Required work: Copy each line that contains the word "title".

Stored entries
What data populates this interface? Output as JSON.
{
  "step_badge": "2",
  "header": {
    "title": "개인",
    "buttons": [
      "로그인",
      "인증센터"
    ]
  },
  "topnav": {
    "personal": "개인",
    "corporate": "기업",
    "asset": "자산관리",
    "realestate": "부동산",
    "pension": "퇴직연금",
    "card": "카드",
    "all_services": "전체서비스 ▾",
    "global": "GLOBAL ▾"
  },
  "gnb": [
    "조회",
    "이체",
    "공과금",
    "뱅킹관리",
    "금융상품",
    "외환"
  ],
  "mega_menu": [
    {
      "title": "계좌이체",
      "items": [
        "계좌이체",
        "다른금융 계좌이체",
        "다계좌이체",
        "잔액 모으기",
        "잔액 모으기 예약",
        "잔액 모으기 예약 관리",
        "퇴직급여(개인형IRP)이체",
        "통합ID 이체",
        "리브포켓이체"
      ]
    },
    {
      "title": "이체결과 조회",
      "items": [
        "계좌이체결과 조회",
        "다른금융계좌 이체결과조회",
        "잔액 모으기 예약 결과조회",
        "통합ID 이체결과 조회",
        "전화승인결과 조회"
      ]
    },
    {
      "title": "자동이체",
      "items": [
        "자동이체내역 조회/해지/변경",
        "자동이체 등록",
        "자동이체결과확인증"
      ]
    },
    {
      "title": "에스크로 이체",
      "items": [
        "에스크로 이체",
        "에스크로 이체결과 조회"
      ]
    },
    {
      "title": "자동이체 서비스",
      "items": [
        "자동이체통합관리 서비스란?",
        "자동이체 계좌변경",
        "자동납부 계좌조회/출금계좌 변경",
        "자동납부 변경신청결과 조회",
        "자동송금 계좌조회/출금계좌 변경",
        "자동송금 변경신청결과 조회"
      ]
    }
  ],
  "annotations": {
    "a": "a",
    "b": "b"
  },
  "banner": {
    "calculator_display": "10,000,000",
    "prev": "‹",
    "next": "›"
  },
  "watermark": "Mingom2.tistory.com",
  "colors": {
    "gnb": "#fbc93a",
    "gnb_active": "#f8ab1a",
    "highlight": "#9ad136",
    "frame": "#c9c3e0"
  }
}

Result of this task:
    "title": "개인",
      "title": "계좌이체",
      "title": "이체결과 조회",
      "title": "자동이체",
      "title": "에스크로 이체",
      "title": "자동이체 서비스",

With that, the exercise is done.